--- Start of Listed records ---

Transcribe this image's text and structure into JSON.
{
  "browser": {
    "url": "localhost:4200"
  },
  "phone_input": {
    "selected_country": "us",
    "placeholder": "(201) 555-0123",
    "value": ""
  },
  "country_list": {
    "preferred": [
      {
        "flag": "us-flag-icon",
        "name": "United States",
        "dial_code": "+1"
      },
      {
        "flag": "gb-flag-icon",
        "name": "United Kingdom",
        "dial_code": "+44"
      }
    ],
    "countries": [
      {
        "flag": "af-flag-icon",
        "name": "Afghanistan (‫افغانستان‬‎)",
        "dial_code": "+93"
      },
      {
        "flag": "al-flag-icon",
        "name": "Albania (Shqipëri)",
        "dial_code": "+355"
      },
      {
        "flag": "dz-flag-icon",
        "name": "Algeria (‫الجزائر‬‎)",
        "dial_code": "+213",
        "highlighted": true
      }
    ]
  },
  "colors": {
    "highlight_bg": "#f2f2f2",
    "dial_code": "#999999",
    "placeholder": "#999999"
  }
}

--- End of Listed records ---
--- Start of Listed records ---

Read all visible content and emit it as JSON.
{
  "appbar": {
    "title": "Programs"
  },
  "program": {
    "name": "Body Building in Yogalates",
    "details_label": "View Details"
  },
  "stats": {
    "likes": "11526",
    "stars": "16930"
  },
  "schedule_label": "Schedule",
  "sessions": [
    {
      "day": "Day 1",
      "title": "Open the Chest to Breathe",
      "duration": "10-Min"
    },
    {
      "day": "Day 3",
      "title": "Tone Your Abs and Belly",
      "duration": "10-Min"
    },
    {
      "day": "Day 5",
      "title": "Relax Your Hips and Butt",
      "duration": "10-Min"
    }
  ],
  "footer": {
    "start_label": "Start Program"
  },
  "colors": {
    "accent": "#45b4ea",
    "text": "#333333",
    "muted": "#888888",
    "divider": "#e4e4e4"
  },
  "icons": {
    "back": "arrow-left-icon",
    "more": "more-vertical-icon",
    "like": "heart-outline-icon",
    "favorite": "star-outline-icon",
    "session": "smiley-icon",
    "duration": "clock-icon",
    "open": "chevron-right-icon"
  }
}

--- End of Listed records ---

**What needs to be done**
All lines above containing the string "Your" are to be collected.

**Output below**
      "title": "Tone Your Abs and Belly",
      "title": "Relax Your Hips and Butt",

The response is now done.